**EXERCISE DETAILS**
Gather, from the listing beneath this task, every line holding the string "cite".

**INPUT MATERIAL**
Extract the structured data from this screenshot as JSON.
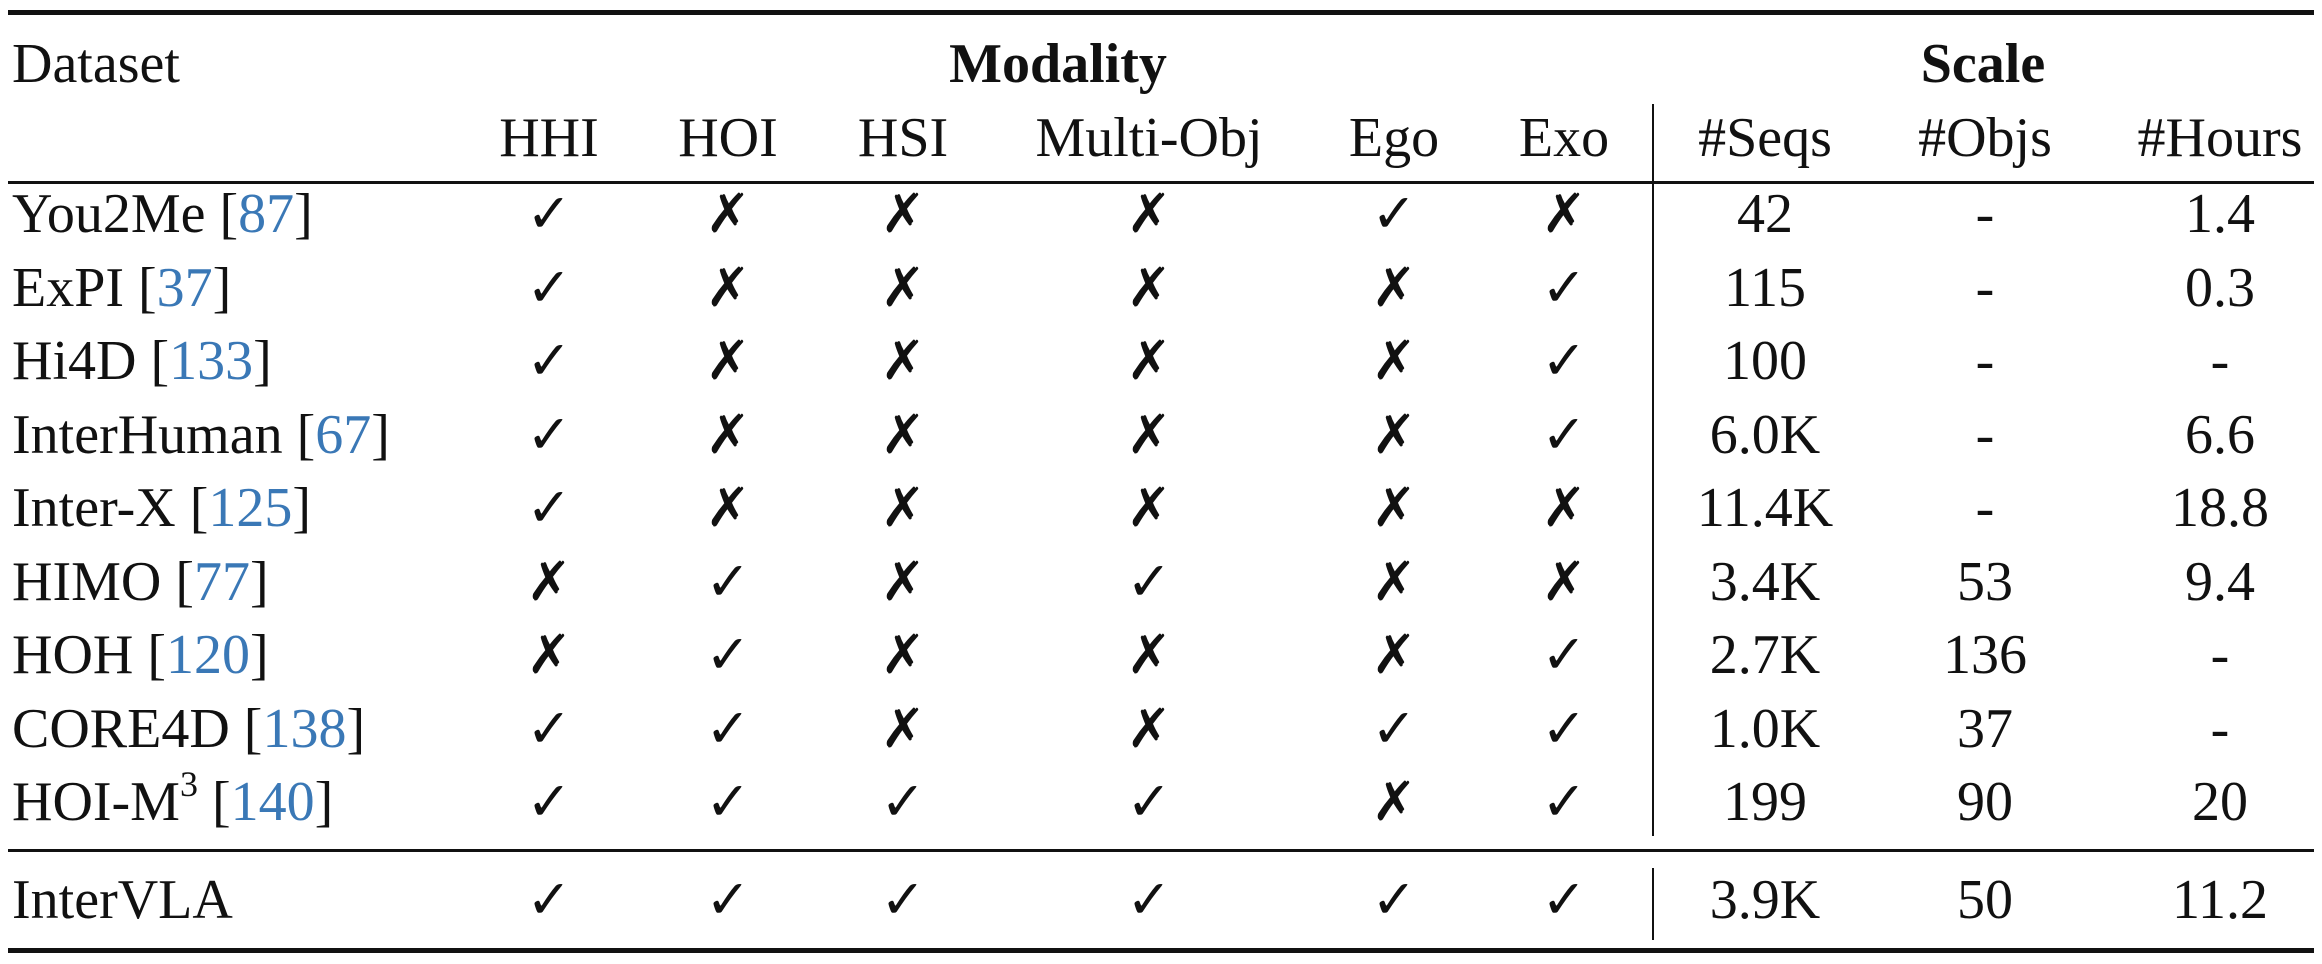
{
  "header": {
    "dataset": "Dataset",
    "modality": "Modality",
    "scale": "Scale",
    "columns": [
      "HHI",
      "HOI",
      "HSI",
      "Multi-Obj",
      "Ego",
      "Exo",
      "#Seqs",
      "#Objs",
      "#Hours"
    ]
  },
  "marks": {
    "yes": "✓",
    "no": "✗"
  },
  "rows": [
    {
      "name": "You2Me",
      "cite": "87",
      "flags": [
        "✓",
        "✗",
        "✗",
        "✗",
        "✓",
        "✗"
      ],
      "seqs": "42",
      "objs": "-",
      "hours": "1.4"
    },
    {
      "name": "ExPI",
      "cite": "37",
      "flags": [
        "✓",
        "✗",
        "✗",
        "✗",
        "✗",
        "✓"
      ],
      "seqs": "115",
      "objs": "-",
      "hours": "0.3"
    },
    {
      "name": "Hi4D",
      "cite": "133",
      "flags": [
        "✓",
        "✗",
        "✗",
        "✗",
        "✗",
        "✓"
      ],
      "seqs": "100",
      "objs": "-",
      "hours": "-"
    },
    {
      "name": "InterHuman",
      "cite": "67",
      "flags": [
        "✓",
        "✗",
        "✗",
        "✗",
        "✗",
        "✓"
      ],
      "seqs": "6.0K",
      "objs": "-",
      "hours": "6.6"
    },
    {
      "name": "Inter-X",
      "cite": "125",
      "flags": [
        "✓",
        "✗",
        "✗",
        "✗",
        "✗",
        "✗"
      ],
      "seqs": "11.4K",
      "objs": "-",
      "hours": "18.8"
    },
    {
      "name": "HIMO",
      "cite": "77",
      "flags": [
        "✗",
        "✓",
        "✗",
        "✓",
        "✗",
        "✗"
      ],
      "seqs": "3.4K",
      "objs": "53",
      "hours": "9.4"
    },
    {
      "name": "HOH",
      "cite": "120",
      "flags": [
        "✗",
        "✓",
        "✗",
        "✗",
        "✗",
        "✓"
      ],
      "seqs": "2.7K",
      "objs": "136",
      "hours": "-"
    },
    {
      "name": "CORE4D",
      "cite": "138",
      "flags": [
        "✓",
        "✓",
        "✗",
        "✗",
        "✓",
        "✓"
      ],
      "seqs": "1.0K",
      "objs": "37",
      "hours": "-"
    },
    {
      "name": "HOI-M",
      "sup": "3",
      "cite": "140",
      "flags": [
        "✓",
        "✓",
        "✓",
        "✓",
        "✗",
        "✓"
      ],
      "seqs": "199",
      "objs": "90",
      "hours": "20"
    }
  ],
  "final_row": {
    "name": "InterVLA",
    "flags": [
      "✓",
      "✓",
      "✓",
      "✓",
      "✓",
      "✓"
    ],
    "seqs": "3.9K",
    "objs": "50",
    "hours": "11.2"
  }
}
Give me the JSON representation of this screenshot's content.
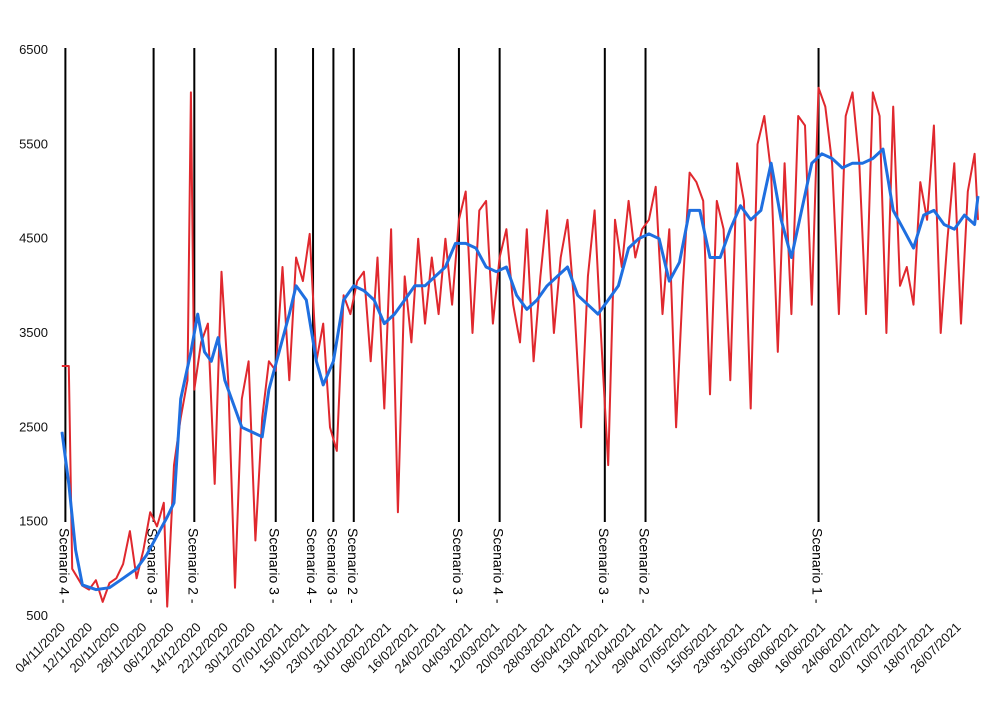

**FULL ANSWER**
      "cite": "87",
      "cite": "37",
      "cite": "133",
      "cite": "67",
      "cite": "125",
      "cite": "77",
      "cite": "120",
      "cite": "138",
      "cite": "140",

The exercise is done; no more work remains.